→ **Given instruction 1**
Translate this sentence from the trace tracking page into Spanish: "For monitoring service interactions, use dedicated distributed tracing solutions."

== Page ==

Trace Tracking
Trace Tracking Plugin
Starting from version 2.2.0, Nacos allows injection of trace tracking implementation plugins through the SPI mechanism. Plugins can subscribe and process tracing events, handling them according to desired methods (e.g., logging, storage). This document provides a comprehensive guide on implementing a trace tracking plugin and enabling its functionality.
Note: The trace tracking plugin is currently in Beta testing; its APIs and interface definitions may undergo significant modifications in future updates. Please ensure compatibility with your plugin’s target version.
Unlike conventional distributed tracing, Nacos’s trace tracking focuses on monitoring and recording operations related to Nacos, such as service registration, de-registration, pushes, and status changes, not inter-service communication paths. For monitoring service interactions, use dedicated distributed tracing solutions.
Concepts in Trace Tracking Plugins
Trace Event
Nacos embeds tracing points at critical operational stages, defining a series of trace events (TraceEvent
). Linking multiple events targeting the same resource (e.g., services, configurations) forms a trace for that resource.
A TraceEvent
includes:
Field Name | Description |
---|---|
type | The type of event, defined by specific events |
eventTime | Time of the event occurrence |
namespaceId | Namespace ID of the event’s corresponding resource |
group | Group name of the event’s corresponding resource |
name | Resource name, such as a service name or configuration dataId |
Nacos has predefined sub-event types:
Event Name | Description | Details |
---|---|---|
RegisterInstanceTraceEvent | Service instance registration event, triggered when registering a service provider | |
DeregisterInstanceTraceEvent | Service instance deregistration event, triggered upon service provider deregistration | |
RegisterServiceTraceEvent | Service registration event, distinct from instance registration, occurs during service creation | |
DeregisterServiceTraceEvent | Service deregistration event, different from instance deregistration, happens when deleting a service | |
SubscribeServiceTraceEvent | Service subscription event, activated when subscribing to a service | |
UnsubscribeServiceTraceEvent | Service unsubscription event, triggered upon unsubscribing from a service | |
PushServiceTraceEvent | Service push event, occurs during service push | |
HealthStateChangeTraceEvent | Service instance health state change event, triggered when instance health changes due to heartbeats or health checks |
Plugin Development
To develop a Nacos server-side trace tracking plugin, first, depend on the trace tracking plugin’s API:
Replace ${project.version}
with the Nacos version for which you’re developing the plugin.
Next, implement the com.alibaba.nacos.plugin.trace.spi.NacosTraceSubscriber
interface and register your implementation into SPI services.

===
== Record list ==

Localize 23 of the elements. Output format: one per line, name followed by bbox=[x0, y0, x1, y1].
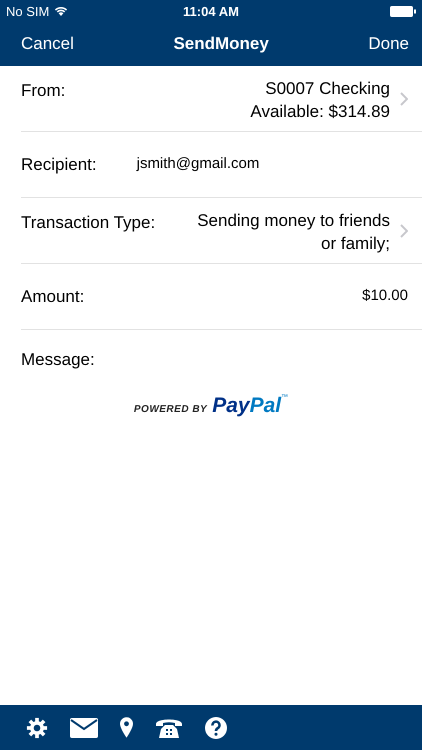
telephone-icon[interactable] bbox=[155, 716, 183, 738]
location-pin-icon[interactable] bbox=[120, 717, 133, 738]
chevron-icon bbox=[400, 92, 408, 106]
carrier-text: No SIM bbox=[6, 4, 50, 18]
cancel-button[interactable]: Cancel bbox=[6, 30, 89, 58]
picker-value[interactable]: Sending money to friends or family; bbox=[197, 210, 390, 256]
field-label: Transaction Type: bbox=[21, 212, 156, 233]
battery-icon bbox=[390, 6, 416, 16]
picker-value[interactable]: S0007 Checking Available: $314.89 bbox=[250, 78, 390, 124]
field-label: Message: bbox=[21, 350, 95, 370]
field-label: Amount: bbox=[21, 286, 84, 306]
done-button[interactable]: Done bbox=[353, 30, 409, 58]
chevron-icon bbox=[400, 224, 408, 238]
help-icon[interactable] bbox=[205, 716, 227, 738]
screen-title: SendMoney bbox=[173, 34, 269, 54]
envelope-icon[interactable] bbox=[70, 718, 98, 738]
field-label: From: bbox=[21, 80, 66, 101]
field-value[interactable]: jsmith@gmail.com bbox=[136, 154, 260, 175]
status-time: 11:04 AM bbox=[183, 4, 239, 18]
settings-icon[interactable] bbox=[26, 716, 48, 738]
field-label: Recipient: bbox=[21, 154, 97, 174]
field-value: $10.00 bbox=[362, 286, 408, 306]
wifi-icon bbox=[54, 6, 68, 16]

===

→ **Given instruction 2**
Please rewrite the image region rows above, substituting "field-label" with "form-label" everywhere and keeping all else the same, and omit the picture from your answer.

→ **Correct response 1**
Para supervisar las interacciones entre servicios, utilice soluciones dedicadas de rastreo distribuido.

→ **Correct response 2**
Localize 23 of the elements. Output format: one per line, name followed by bbox=[x0, y0, x1, y1].
telephone-icon[interactable] bbox=[155, 716, 183, 738]
location-pin-icon[interactable] bbox=[120, 717, 133, 738]
chevron-icon bbox=[400, 92, 408, 106]
carrier-text: No SIM bbox=[6, 4, 50, 18]
cancel-button[interactable]: Cancel bbox=[6, 30, 89, 58]
picker-value[interactable]: Sending money to friends or family; bbox=[197, 210, 390, 256]
form-label: Transaction Type: bbox=[21, 212, 156, 233]
battery-icon bbox=[390, 6, 416, 16]
picker-value[interactable]: S0007 Checking Available: $314.89 bbox=[250, 78, 390, 124]
form-label: Message: bbox=[21, 350, 95, 370]
form-label: Amount: bbox=[21, 286, 84, 306]
done-button[interactable]: Done bbox=[353, 30, 409, 58]
chevron-icon bbox=[400, 224, 408, 238]
help-icon[interactable] bbox=[205, 716, 227, 738]
screen-title: SendMoney bbox=[173, 34, 269, 54]
envelope-icon[interactable] bbox=[70, 718, 98, 738]
form-label: From: bbox=[21, 80, 66, 101]
field-value[interactable]: jsmith@gmail.com bbox=[136, 154, 260, 175]
status-time: 11:04 AM bbox=[183, 4, 239, 18]
settings-icon[interactable] bbox=[26, 716, 48, 738]
form-label: Recipient: bbox=[21, 154, 97, 174]
field-value: $10.00 bbox=[362, 286, 408, 306]
wifi-icon bbox=[54, 6, 68, 16]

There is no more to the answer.